Requirement :: Copy every line from the records below that holds the word "does".

==========

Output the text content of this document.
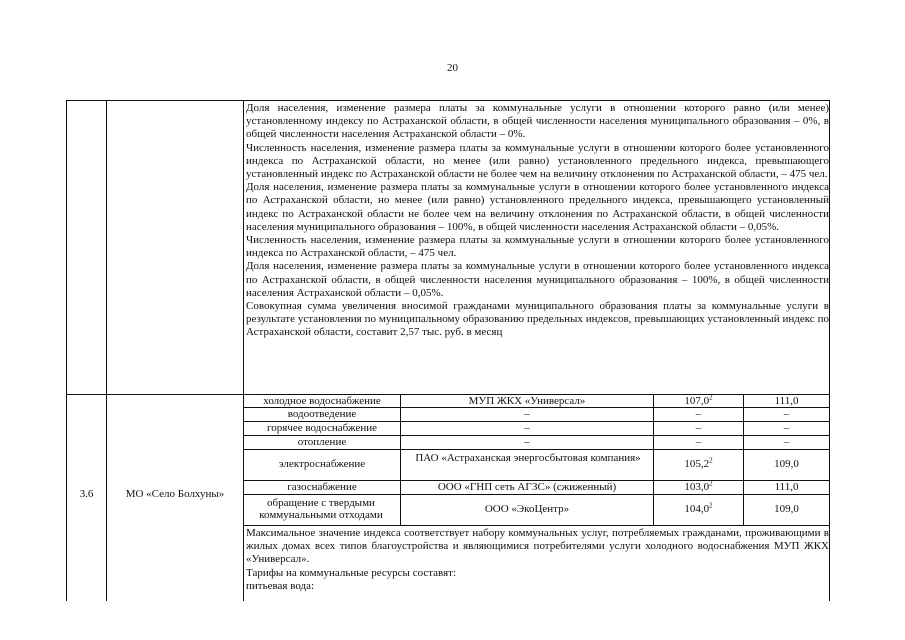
20

Доля населения, изменение размера платы за коммунальные услуги в отношении которого равно (или менее) установленному индексу по Астраханской области, в общей численности населения муниципального образования – 0%, в общей численности населения Астраханской области – 0%.

Численность населения, изменение размера платы за коммунальные услуги в отношении которого более установленного индекса по Астраханской области, но менее (или равно) установленного предельного индекса, превышающего установленный индекс по Астраханской области не более чем на величину отклонения по Астраханской области, – 475 чел.

Доля населения, изменение размера платы за коммунальные услуги в отношении которого более установленного индекса по Астраханской области, но менее (или равно) установленного предельного индекса, превышающего установленный индекс по Астраханской области не более чем на величину отклонения по Астраханской области, в общей численности населения муниципального образования – 100%, в общей численности населения Астраханской области – 0,05%.

Численность населения, изменение размера платы за коммунальные услуги в отношении которого более установленного индекса по Астраханской области, – 475 чел.

Доля населения, изменение размера платы за коммунальные услуги в отношении которого более установленного индекса по Астраханской области, в общей численности населения муниципального образования – 100%, в общей численности населения Астраханской области – 0,05%.

Совокупная сумма увеличения вносимой гражданами муниципального образования платы за коммунальные услуги в результате установления по муниципальному образованию предельных индексов, превышающих установленный индекс по Астраханской области, составит 2,57 тыс. руб. в месяц

3.6	МО «Село Болхуны»
холодное водоснабжение	МУП ЖКХ «Универсал»	107,0$^2$	111,0
водоотведение	–	–	–
горячее водоснабжение	–	–	–
отопление	–	–	–
электроснабжение	ПАО «Астраханская энергосбытовая компания»	105,2$^2$	109,0
газоснабжение	ООО «ГНП сеть АГЗС» (сжиженный)	103,0$^2$	111,0
обращение с твердыми коммунальными отходами	ООО «ЭкоЦентр»	104,0$^2$	109,0

Максимальное значение индекса соответствует набору коммунальных услуг, потребляемых гражданами, проживающими в жилых домах всех типов благоустройства и являющимися потребителями услуги холодного водоснабжения МУП ЖКХ «Универсал».

Тарифы на коммунальные ресурсы составят:

питьевая вода:
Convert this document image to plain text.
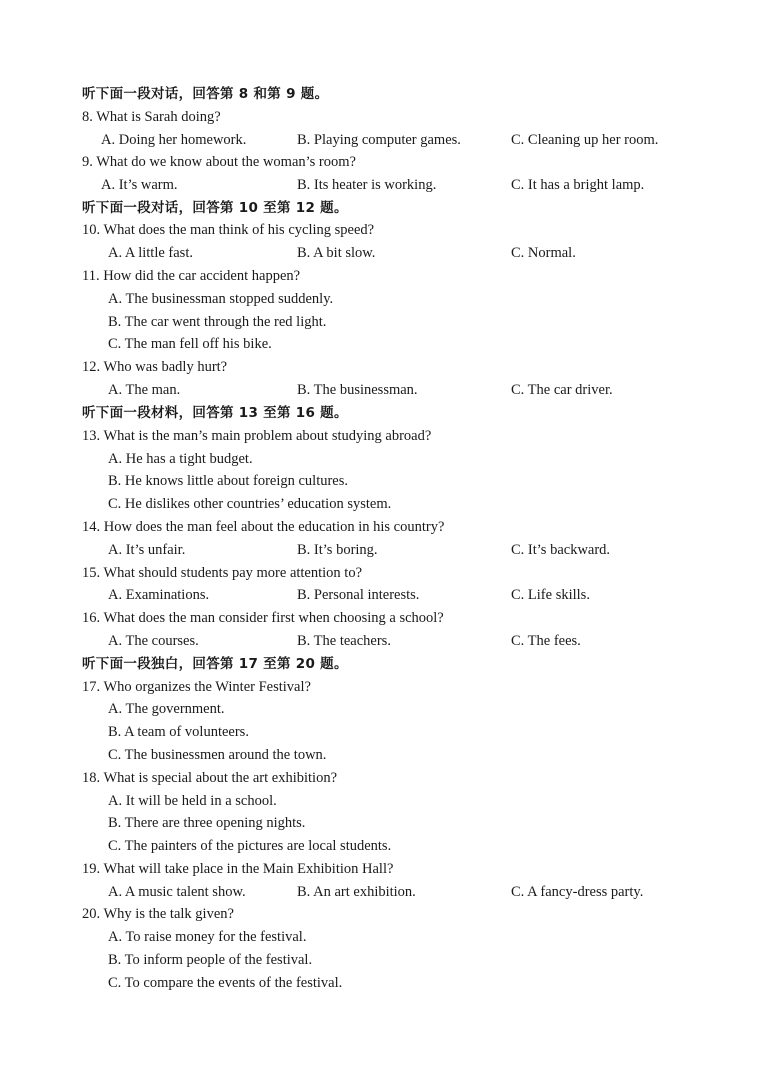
听下面一段对话，回答第 8 和第 9 题。
8. What is Sarah doing?
A. Doing her homework.	B. Playing computer games.	C. Cleaning up her room.
9. What do we know about the woman’s room?
A. It’s warm.	B. Its heater is working.	C. It has a bright lamp.
听下面一段对话，回答第 10 至第 12 题。
10. What does the man think of his cycling speed?
A. A little fast.	B. A bit slow.	C. Normal.
11. How did the car accident happen?
A. The businessman stopped suddenly.
B. The car went through the red light.
C. The man fell off his bike.
12. Who was badly hurt?
A. The man.	B. The businessman.	C. The car driver.
听下面一段材料，回答第 13 至第 16 题。
13. What is the man’s main problem about studying abroad?
A. He has a tight budget.
B. He knows little about foreign cultures.
C. He dislikes other countries’ education system.
14. How does the man feel about the education in his country?
A. It’s unfair.	B. It’s boring.	C. It’s backward.
15. What should students pay more attention to?
A. Examinations.	B. Personal interests.	C. Life skills.
16. What does the man consider first when choosing a school?
A. The courses.	B. The teachers.	C. The fees.
听下面一段独白，回答第 17 至第 20 题。
17. Who organizes the Winter Festival?
A. The government.
B. A team of volunteers.
C. The businessmen around the town.
18. What is special about the art exhibition?
A. It will be held in a school.
B. There are three opening nights.
C. The painters of the pictures are local students.
19. What will take place in the Main Exhibition Hall?
A. A music talent show.	B. An art exhibition.	C. A fancy-dress party.
20. Why is the talk given?
A. To raise money for the festival.
B. To inform people of the festival.
C. To compare the events of the festival.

==========

Completed task ::
10. What does the man think of his cycling speed?
14. How does the man feel about the education in his country?
16. What does the man consider first when choosing a school?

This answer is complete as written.